● **What to do**: Copy all of the material exactly. Pictures are not to appear in the copy.

● **Supplied records**:
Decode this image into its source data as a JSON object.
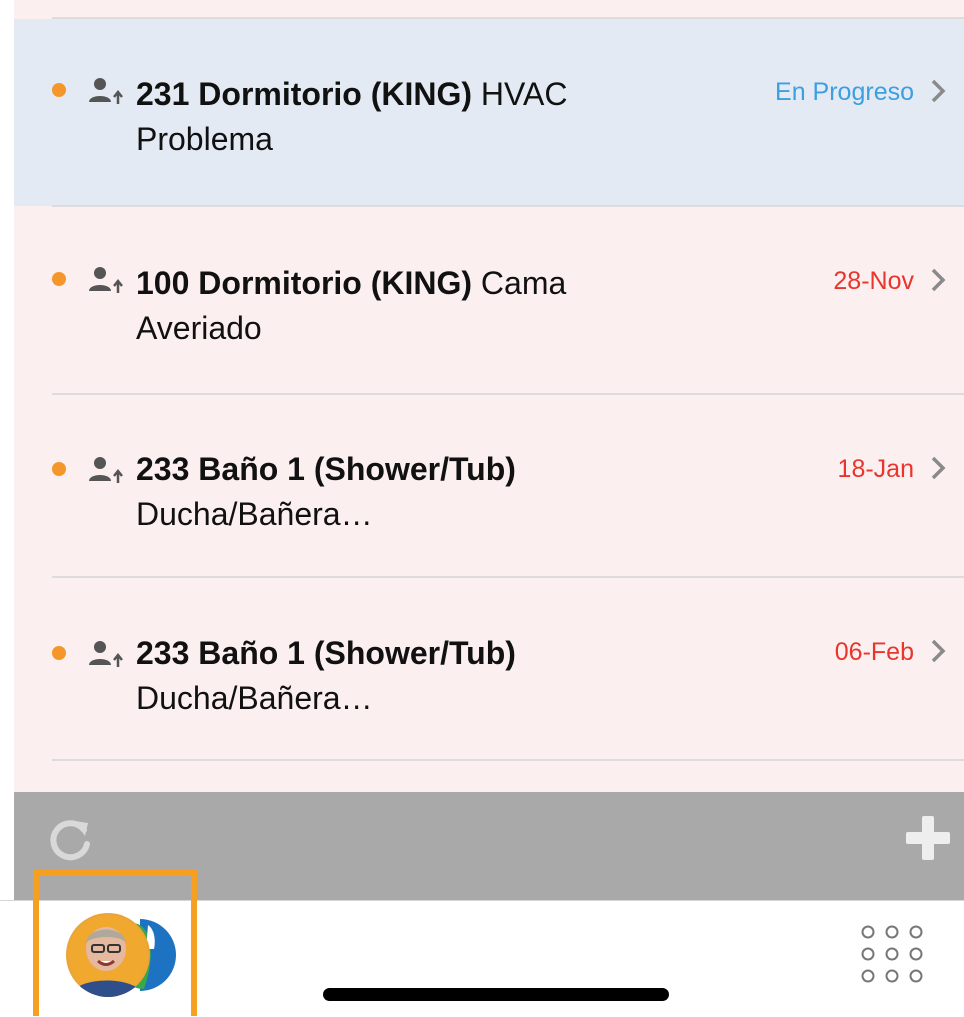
{
  "tasks": [
    {
      "title_bold": "231 Dormitorio (KING)",
      "title_rest": " HVAC Problema",
      "status": "En Progreso",
      "status_color": "#3b9fe0",
      "selected": true
    },
    {
      "title_bold": "100 Dormitorio (KING)",
      "title_rest": " Cama Averiado",
      "status": "28-Nov",
      "status_color": "#e8352d",
      "selected": false
    },
    {
      "title_bold": "233 Baño 1 (Shower/Tub)",
      "title_rest": " Ducha/Bañera…",
      "status": "18-Jan",
      "status_color": "#e8352d",
      "selected": false
    },
    {
      "title_bold": "233 Baño 1 (Shower/Tub)",
      "title_rest": " Ducha/Bañera…",
      "status": "06-Feb",
      "status_color": "#e8352d",
      "selected": false
    }
  ],
  "colors": {
    "list_background": "#fcefef",
    "selected_background": "#e3eaf4",
    "bullet": "#f5962a",
    "toolbar": "#a9a9a9",
    "profile_highlight": "#f5a020"
  },
  "icons": {
    "toolbar_left": "refresh-icon",
    "toolbar_right": "plus-icon",
    "row_person": "person-assigned-icon",
    "row_chevron": "chevron-right-icon",
    "menu": "grid-menu-icon"
  }
}
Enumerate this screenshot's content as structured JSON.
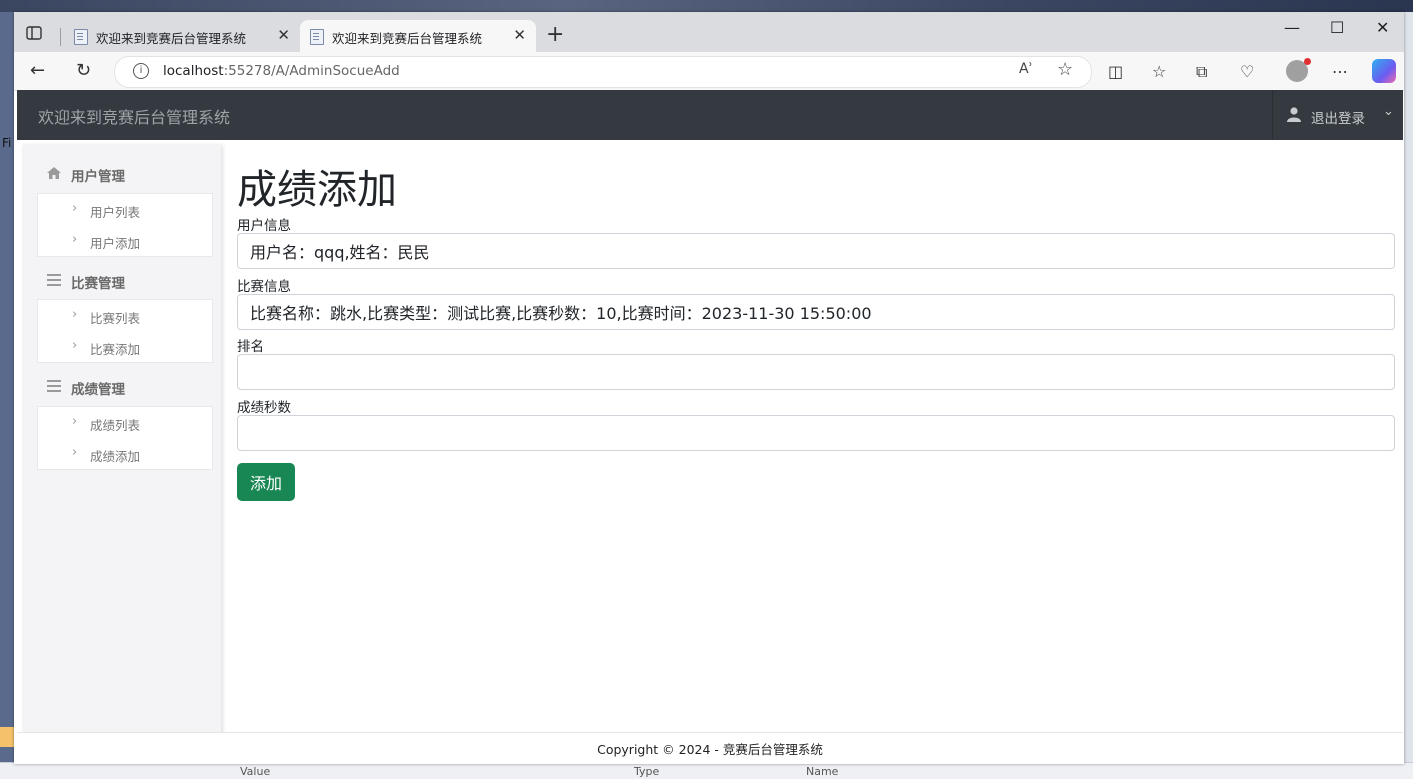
{
  "browser": {
    "tabs": [
      {
        "title": "欢迎来到竞赛后台管理系统",
        "active": false
      },
      {
        "title": "欢迎来到竞赛后台管理系统",
        "active": true
      }
    ],
    "new_tab_label": "+",
    "window_controls": {
      "minimize": "—",
      "maximize": "☐",
      "close": "✕"
    },
    "url_host": "localhost",
    "url_rest": ":55278/A/AdminSocueAdd",
    "read_aloud_label": "Aʾ",
    "icons": [
      "back-icon",
      "refresh-icon",
      "info-icon",
      "read-aloud-icon",
      "favorite-star-icon",
      "split-screen-icon",
      "favorites-icon",
      "collections-icon",
      "performance-icon",
      "profile-icon",
      "more-icon",
      "copilot-icon"
    ]
  },
  "navbar": {
    "brand": "欢迎来到竞赛后台管理系统",
    "logout_label": "退出登录"
  },
  "sidebar": {
    "groups": [
      {
        "label": "用户管理",
        "icon": "home-icon",
        "items": [
          "用户列表",
          "用户添加"
        ]
      },
      {
        "label": "比赛管理",
        "icon": "list-icon",
        "items": [
          "比赛列表",
          "比赛添加"
        ]
      },
      {
        "label": "成绩管理",
        "icon": "list-icon",
        "items": [
          "成绩列表",
          "成绩添加"
        ]
      }
    ]
  },
  "form": {
    "title": "成绩添加",
    "fields": [
      {
        "label": "用户信息",
        "value": "用户名：qqq,姓名：民民"
      },
      {
        "label": "比赛信息",
        "value": "比赛名称：跳水,比赛类型：测试比赛,比赛秒数：10,比赛时间：2023-11-30 15:50:00"
      },
      {
        "label": "排名",
        "value": ""
      },
      {
        "label": "成绩秒数",
        "value": ""
      }
    ],
    "submit_label": "添加",
    "submit_color": "#198754"
  },
  "footer": {
    "text": "Copyright © 2024 - 竞赛后台管理系统"
  },
  "background_apps": {
    "left_text": "Fi",
    "bottom_columns": [
      "Value",
      "Type",
      "Name"
    ]
  }
}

● **Expected output**:
Decode this image into its source data as a JSON object.
{
  "tasks": [
    {
      "title_bold": "231 Dormitorio (KING)",
      "title_rest": " HVAC Problema",
      "status": "En Progreso",
      "status_color": "#3b9fe0",
      "selected": true
    },
    {
      "title_bold": "100 Dormitorio (KING)",
      "title_rest": " Cama Averiado",
      "status": "28-Nov",
      "status_color": "#e8352d",
      "selected": false
    },
    {
      "title_bold": "233 Baño 1 (Shower/Tub)",
      "title_rest": " Ducha/Bañera…",
      "status": "18-Jan",
      "status_color": "#e8352d",
      "selected": false
    },
    {
      "title_bold": "233 Baño 1 (Shower/Tub)",
      "title_rest": " Ducha/Bañera…",
      "status": "06-Feb",
      "status_color": "#e8352d",
      "selected": false
    }
  ],
  "colors": {
    "list_background": "#fcefef",
    "selected_background": "#e3eaf4",
    "bullet": "#f5962a",
    "toolbar": "#a9a9a9",
    "profile_highlight": "#f5a020"
  },
  "icons": {
    "toolbar_left": "refresh-icon",
    "toolbar_right": "plus-icon",
    "row_person": "person-assigned-icon",
    "row_chevron": "chevron-right-icon",
    "menu": "grid-menu-icon"
  }
}
Enumerate this screenshot's content as structured JSON.
{
  "browser": {
    "tabs": [
      {
        "title": "欢迎来到竞赛后台管理系统",
        "active": false
      },
      {
        "title": "欢迎来到竞赛后台管理系统",
        "active": true
      }
    ],
    "new_tab_label": "+",
    "window_controls": {
      "minimize": "—",
      "maximize": "☐",
      "close": "✕"
    },
    "url_host": "localhost",
    "url_rest": ":55278/A/AdminSocueAdd",
    "read_aloud_label": "Aʾ",
    "icons": [
      "back-icon",
      "refresh-icon",
      "info-icon",
      "read-aloud-icon",
      "favorite-star-icon",
      "split-screen-icon",
      "favorites-icon",
      "collections-icon",
      "performance-icon",
      "profile-icon",
      "more-icon",
      "copilot-icon"
    ]
  },
  "navbar": {
    "brand": "欢迎来到竞赛后台管理系统",
    "logout_label": "退出登录"
  },
  "sidebar": {
    "groups": [
      {
        "label": "用户管理",
        "icon": "home-icon",
        "items": [
          "用户列表",
          "用户添加"
        ]
      },
      {
        "label": "比赛管理",
        "icon": "list-icon",
        "items": [
          "比赛列表",
          "比赛添加"
        ]
      },
      {
        "label": "成绩管理",
        "icon": "list-icon",
        "items": [
          "成绩列表",
          "成绩添加"
        ]
      }
    ]
  },
  "form": {
    "title": "成绩添加",
    "fields": [
      {
        "label": "用户信息",
        "value": "用户名：qqq,姓名：民民"
      },
      {
        "label": "比赛信息",
        "value": "比赛名称：跳水,比赛类型：测试比赛,比赛秒数：10,比赛时间：2023-11-30 15:50:00"
      },
      {
        "label": "排名",
        "value": ""
      },
      {
        "label": "成绩秒数",
        "value": ""
      }
    ],
    "submit_label": "添加",
    "submit_color": "#198754"
  },
  "footer": {
    "text": "Copyright © 2024 - 竞赛后台管理系统"
  },
  "background_apps": {
    "left_text": "Fi",
    "bottom_columns": [
      "Value",
      "Type",
      "Name"
    ]
  }
}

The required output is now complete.